■ **Task material**:

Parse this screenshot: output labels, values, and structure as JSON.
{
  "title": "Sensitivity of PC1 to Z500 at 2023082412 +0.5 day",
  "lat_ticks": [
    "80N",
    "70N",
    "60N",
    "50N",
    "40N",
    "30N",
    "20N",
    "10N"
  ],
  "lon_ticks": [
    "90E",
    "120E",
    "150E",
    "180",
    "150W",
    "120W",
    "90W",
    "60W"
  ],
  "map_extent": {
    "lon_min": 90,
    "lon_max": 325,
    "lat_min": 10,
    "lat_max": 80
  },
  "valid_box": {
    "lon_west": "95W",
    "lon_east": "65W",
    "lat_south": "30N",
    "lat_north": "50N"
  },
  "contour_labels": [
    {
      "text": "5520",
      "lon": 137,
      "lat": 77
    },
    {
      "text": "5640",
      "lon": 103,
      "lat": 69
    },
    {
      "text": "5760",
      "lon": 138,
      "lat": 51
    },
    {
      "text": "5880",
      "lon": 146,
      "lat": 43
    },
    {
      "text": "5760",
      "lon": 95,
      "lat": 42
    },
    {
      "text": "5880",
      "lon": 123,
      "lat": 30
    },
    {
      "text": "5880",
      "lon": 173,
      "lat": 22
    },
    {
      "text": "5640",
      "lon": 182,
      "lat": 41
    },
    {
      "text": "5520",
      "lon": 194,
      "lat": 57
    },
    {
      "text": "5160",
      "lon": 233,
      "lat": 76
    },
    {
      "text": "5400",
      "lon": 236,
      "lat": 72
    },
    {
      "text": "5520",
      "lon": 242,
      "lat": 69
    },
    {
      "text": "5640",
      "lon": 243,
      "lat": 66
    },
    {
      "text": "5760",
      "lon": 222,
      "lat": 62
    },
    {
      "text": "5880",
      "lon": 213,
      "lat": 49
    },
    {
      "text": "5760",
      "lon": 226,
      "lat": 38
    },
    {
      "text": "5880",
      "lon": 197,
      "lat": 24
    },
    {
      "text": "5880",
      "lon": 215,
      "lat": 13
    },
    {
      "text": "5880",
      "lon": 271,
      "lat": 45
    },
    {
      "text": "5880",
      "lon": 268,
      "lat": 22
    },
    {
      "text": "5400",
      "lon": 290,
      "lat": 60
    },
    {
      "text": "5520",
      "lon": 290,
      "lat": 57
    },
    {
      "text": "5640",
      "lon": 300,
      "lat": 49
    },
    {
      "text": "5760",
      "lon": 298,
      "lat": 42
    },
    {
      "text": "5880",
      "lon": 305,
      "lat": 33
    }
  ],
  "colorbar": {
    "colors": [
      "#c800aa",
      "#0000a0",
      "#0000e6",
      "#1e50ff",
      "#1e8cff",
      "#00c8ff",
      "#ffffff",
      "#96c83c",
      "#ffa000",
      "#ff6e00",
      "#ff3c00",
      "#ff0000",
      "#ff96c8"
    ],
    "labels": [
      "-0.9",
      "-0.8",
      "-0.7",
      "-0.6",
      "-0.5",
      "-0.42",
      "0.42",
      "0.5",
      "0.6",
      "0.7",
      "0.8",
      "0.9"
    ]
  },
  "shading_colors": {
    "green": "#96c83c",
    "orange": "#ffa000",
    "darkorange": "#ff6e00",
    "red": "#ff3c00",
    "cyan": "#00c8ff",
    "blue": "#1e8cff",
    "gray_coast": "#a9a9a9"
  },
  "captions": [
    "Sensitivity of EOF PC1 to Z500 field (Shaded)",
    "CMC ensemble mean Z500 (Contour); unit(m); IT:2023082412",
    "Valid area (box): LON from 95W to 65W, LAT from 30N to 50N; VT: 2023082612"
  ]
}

■ **Stated problem**:
Identify and copy lines that hold the string "Sensitivity".

■ **The output**:
  "title": "Sensitivity of PC1 to Z500 at 2023082412 +0.5 day",
    "Sensitivity of EOF PC1 to Z500 field (Shaded)",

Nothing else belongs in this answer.